══ Records for the task
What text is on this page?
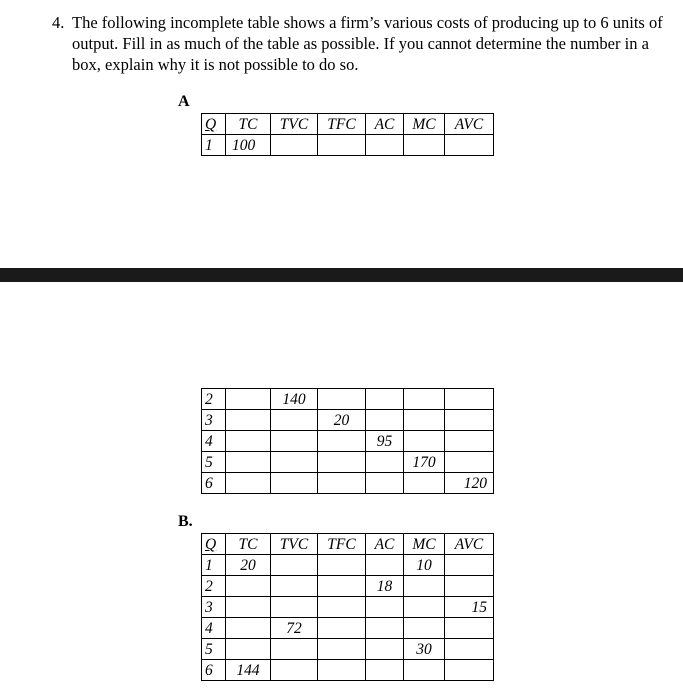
4. The following incomplete table shows a firm’s various costs of producing up to 6 units of output. Fill in as much of the table as possible. If you cannot determine the number in a box, explain why it is not possible to do so.
A
Q	TC	TVC	TFC	AC	MC	AVC
1	100					
2		140				
3			20			
4				95		
5					170	
6						120
B.
Q	TC	TVC	TFC	AC	MC	AVC
1	20				10	
2				18		
3						15
4		72				
5					30	
6	144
════
Write out each entry exactly as given, omitting any picture.

Task output:
What text is on this page?
4. The following incomplete table shows a firm’s various costs of producing up to 6 units of output. Fill in as much of the table as possible. If you cannot determine the number in a box, explain why it is not possible to do so.
A
Q	TC	TVC	TFC	AC	MC	AVC
1	100					
2		140				
3			20			
4				95		
5					170	
6						120
B.
Q	TC	TVC	TFC	AC	MC	AVC
1	20				10	
2				18		
3						15
4		72				
5					30	
6	144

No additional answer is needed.